*STATED TASK*
Copy all the entries below exactly, but not the pictures.
################
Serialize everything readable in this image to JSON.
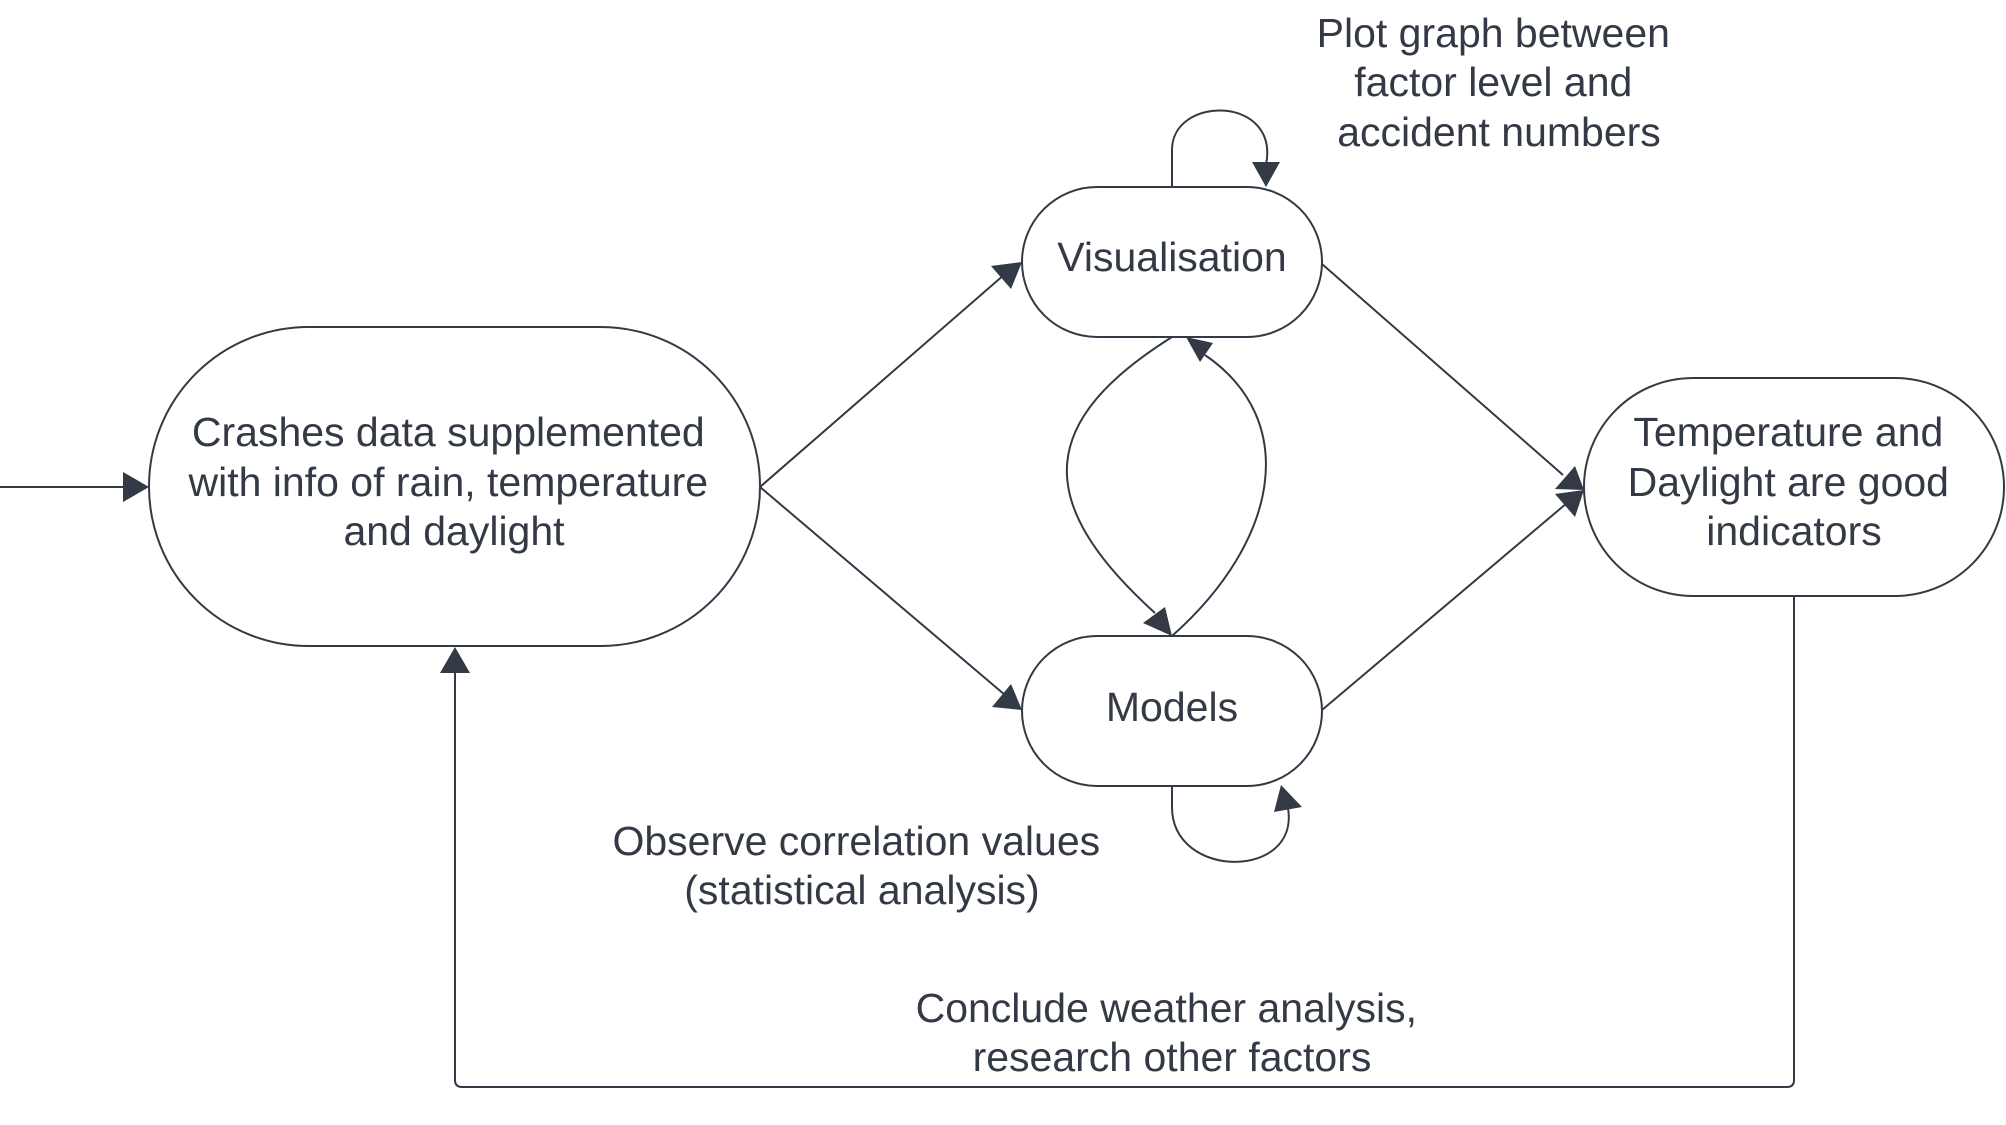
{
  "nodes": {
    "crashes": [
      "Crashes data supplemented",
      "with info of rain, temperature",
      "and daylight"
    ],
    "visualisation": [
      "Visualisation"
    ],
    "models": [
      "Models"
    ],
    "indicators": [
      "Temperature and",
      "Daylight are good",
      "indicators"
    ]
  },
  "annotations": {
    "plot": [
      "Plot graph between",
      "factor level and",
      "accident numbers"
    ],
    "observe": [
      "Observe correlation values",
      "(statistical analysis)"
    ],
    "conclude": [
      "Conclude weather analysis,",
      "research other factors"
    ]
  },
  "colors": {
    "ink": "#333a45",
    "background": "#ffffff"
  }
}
################
*RESPONSE TO THIS TASK*
Serialize everything readable in this image to JSON.
{
  "nodes": {
    "crashes": [
      "Crashes data supplemented",
      "with info of rain, temperature",
      "and daylight"
    ],
    "visualisation": [
      "Visualisation"
    ],
    "models": [
      "Models"
    ],
    "indicators": [
      "Temperature and",
      "Daylight are good",
      "indicators"
    ]
  },
  "annotations": {
    "plot": [
      "Plot graph between",
      "factor level and",
      "accident numbers"
    ],
    "observe": [
      "Observe correlation values",
      "(statistical analysis)"
    ],
    "conclude": [
      "Conclude weather analysis,",
      "research other factors"
    ]
  },
  "colors": {
    "ink": "#333a45",
    "background": "#ffffff"
  }
}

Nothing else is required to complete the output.